Exercise brief: Copy each line of the data below with the word "wyposażenia".

Saved entries:
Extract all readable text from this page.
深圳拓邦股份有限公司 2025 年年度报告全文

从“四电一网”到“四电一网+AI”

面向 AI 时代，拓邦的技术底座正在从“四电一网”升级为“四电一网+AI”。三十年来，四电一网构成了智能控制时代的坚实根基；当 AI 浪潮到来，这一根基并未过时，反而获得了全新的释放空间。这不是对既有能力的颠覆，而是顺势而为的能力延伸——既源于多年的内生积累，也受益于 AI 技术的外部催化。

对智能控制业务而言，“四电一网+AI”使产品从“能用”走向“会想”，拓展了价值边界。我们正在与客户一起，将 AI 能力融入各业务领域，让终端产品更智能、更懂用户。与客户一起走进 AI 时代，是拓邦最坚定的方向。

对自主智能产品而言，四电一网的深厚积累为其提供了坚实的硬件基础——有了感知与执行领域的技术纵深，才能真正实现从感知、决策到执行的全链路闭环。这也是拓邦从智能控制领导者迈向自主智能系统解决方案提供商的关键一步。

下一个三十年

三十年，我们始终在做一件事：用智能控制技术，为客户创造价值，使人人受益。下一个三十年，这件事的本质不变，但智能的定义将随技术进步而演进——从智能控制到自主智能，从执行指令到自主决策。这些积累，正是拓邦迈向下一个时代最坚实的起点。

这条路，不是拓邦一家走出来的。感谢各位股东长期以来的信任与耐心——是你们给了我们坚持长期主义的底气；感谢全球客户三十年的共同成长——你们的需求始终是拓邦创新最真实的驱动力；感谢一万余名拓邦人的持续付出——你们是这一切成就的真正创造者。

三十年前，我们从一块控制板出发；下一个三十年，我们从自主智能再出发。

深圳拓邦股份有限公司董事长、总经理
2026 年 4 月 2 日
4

* * *

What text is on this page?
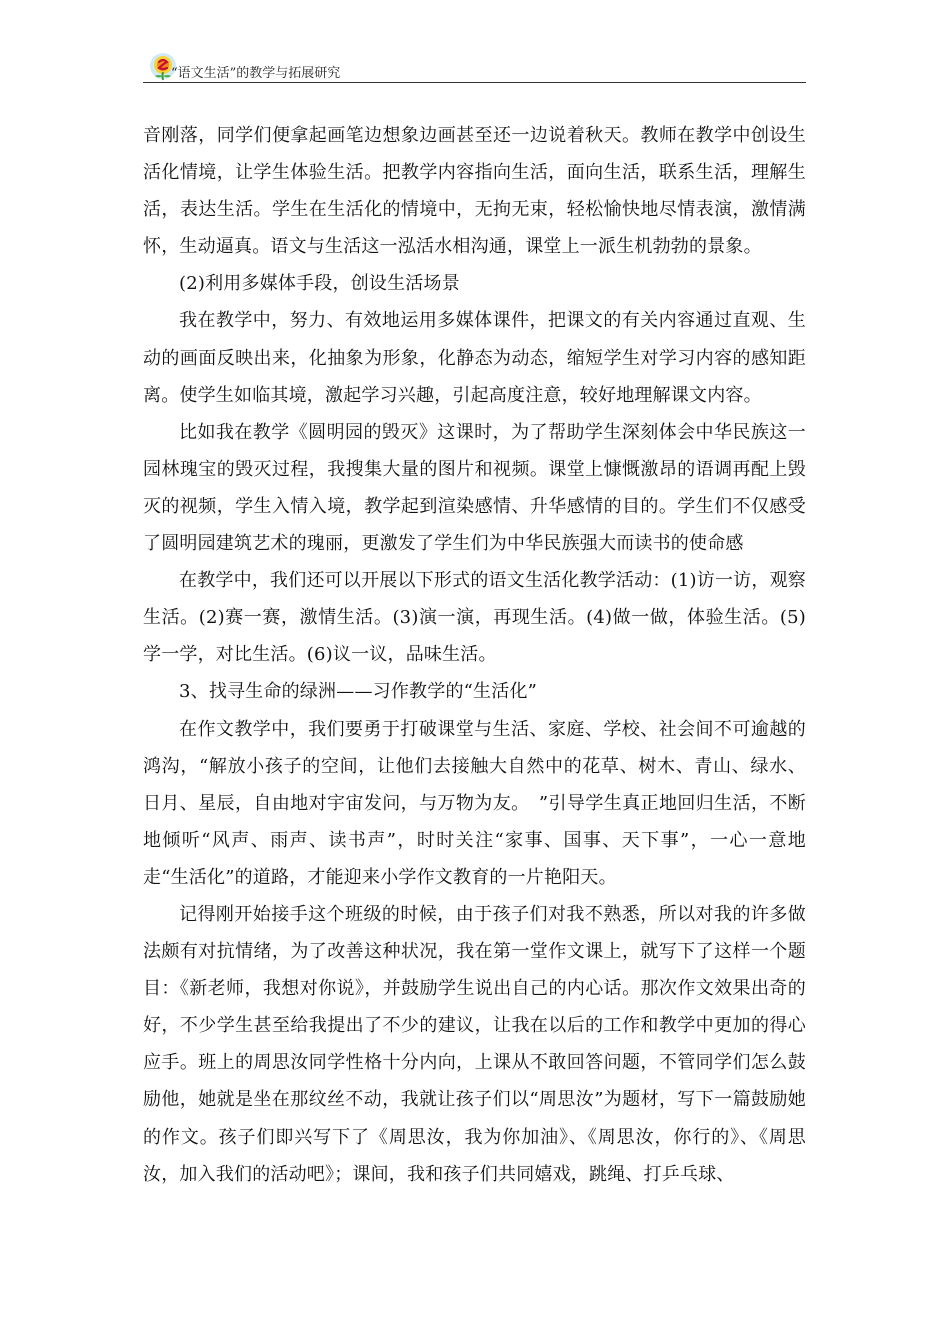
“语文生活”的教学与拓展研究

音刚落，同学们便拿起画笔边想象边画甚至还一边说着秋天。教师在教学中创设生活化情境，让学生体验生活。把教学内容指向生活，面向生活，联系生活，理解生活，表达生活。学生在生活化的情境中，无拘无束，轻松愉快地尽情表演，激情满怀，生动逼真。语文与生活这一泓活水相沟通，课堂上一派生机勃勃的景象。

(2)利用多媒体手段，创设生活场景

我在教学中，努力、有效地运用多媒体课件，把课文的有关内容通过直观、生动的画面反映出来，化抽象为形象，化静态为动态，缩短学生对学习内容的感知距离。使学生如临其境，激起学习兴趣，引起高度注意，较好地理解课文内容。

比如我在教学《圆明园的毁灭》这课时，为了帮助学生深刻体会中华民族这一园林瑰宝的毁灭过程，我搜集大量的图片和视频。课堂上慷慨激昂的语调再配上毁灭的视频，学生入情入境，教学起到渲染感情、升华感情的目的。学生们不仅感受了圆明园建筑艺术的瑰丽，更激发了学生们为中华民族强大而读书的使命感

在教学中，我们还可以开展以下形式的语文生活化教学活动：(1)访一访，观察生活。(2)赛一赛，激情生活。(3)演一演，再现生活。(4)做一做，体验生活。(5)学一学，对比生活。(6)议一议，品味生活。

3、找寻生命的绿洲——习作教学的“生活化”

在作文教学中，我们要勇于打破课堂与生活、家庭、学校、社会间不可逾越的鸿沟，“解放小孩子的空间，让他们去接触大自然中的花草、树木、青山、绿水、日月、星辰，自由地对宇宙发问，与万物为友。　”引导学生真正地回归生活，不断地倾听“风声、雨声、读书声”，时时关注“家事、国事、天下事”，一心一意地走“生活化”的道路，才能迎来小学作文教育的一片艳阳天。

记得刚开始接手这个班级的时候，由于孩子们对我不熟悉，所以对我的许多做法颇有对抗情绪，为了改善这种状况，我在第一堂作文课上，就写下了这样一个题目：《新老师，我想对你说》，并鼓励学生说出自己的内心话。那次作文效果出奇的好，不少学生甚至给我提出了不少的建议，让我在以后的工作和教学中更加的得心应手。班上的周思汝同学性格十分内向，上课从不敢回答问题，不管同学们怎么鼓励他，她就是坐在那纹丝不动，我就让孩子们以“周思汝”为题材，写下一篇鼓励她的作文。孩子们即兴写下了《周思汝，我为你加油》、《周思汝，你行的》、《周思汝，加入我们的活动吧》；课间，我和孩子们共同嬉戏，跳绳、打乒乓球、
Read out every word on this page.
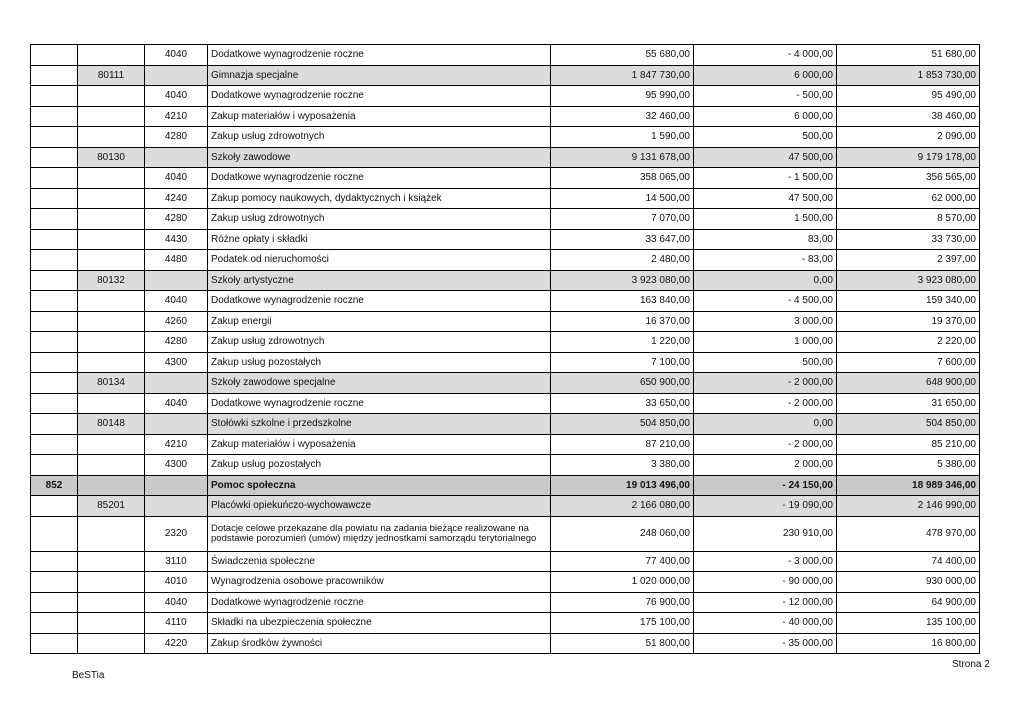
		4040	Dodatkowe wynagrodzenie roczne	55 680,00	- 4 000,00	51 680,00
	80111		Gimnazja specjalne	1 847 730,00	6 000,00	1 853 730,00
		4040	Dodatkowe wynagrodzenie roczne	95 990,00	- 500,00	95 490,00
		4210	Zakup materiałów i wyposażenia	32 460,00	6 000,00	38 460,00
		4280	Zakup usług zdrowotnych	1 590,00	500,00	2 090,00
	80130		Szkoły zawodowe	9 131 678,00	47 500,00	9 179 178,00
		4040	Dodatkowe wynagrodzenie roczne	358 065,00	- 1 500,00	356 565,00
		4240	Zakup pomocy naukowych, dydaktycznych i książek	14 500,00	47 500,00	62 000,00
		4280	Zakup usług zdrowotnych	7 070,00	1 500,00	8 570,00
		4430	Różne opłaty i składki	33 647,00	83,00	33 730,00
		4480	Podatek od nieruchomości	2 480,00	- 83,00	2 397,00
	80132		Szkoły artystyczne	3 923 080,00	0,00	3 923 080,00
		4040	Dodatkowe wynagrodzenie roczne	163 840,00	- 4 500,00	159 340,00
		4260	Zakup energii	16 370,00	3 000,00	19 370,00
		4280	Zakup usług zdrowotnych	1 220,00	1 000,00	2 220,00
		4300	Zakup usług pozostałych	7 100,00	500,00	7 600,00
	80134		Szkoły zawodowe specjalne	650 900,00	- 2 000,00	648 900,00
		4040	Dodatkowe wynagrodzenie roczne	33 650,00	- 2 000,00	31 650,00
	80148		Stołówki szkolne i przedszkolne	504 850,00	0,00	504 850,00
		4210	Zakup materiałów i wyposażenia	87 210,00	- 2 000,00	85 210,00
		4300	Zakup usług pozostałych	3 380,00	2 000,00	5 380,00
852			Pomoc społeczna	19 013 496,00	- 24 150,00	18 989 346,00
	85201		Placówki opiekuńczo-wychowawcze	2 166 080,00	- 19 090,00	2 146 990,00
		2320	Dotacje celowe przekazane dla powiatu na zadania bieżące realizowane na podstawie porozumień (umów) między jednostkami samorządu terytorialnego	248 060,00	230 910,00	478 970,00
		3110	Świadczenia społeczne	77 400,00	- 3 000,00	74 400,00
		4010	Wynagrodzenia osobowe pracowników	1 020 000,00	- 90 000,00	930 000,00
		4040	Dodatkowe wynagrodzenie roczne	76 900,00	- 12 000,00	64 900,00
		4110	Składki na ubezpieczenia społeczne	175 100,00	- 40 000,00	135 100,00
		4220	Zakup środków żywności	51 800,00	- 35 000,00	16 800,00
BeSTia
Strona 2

---

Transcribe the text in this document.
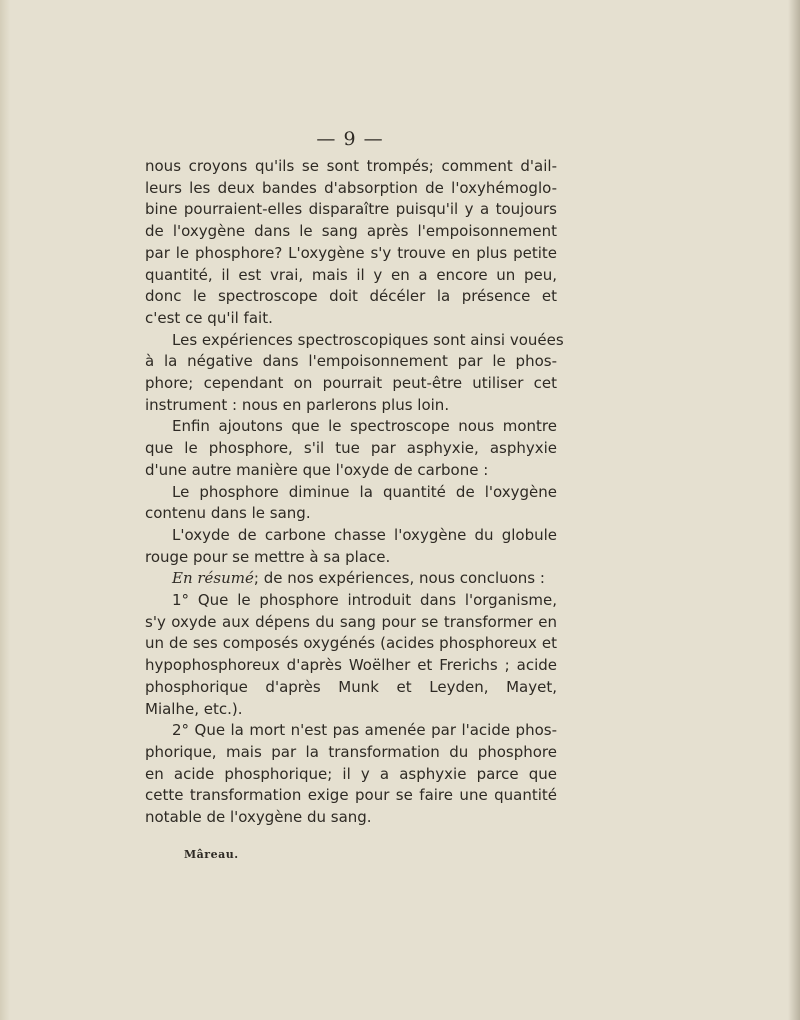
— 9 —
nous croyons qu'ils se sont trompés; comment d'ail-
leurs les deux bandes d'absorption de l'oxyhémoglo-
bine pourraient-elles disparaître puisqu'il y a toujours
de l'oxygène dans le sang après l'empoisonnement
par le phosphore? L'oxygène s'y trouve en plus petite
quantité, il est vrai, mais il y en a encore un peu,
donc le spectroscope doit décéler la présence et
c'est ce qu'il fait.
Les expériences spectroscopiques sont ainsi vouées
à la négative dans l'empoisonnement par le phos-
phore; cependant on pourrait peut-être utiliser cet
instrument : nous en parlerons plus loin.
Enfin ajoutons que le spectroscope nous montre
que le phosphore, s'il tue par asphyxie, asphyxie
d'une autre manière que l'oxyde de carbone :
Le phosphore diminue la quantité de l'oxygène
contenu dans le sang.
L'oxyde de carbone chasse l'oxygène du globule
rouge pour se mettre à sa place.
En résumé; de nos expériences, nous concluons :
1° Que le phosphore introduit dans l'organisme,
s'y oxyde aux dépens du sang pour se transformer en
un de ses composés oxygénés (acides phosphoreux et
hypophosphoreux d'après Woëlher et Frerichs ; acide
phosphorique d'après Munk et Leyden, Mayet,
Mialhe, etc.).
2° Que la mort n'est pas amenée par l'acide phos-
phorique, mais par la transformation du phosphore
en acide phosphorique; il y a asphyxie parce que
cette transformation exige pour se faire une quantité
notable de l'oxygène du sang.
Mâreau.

Response:
		4210	Zakup materiałów i wyposażenia	32 460,00	6 000,00	38 460,00
		4210	Zakup materiałów i wyposażenia	87 210,00	- 2 000,00	85 210,00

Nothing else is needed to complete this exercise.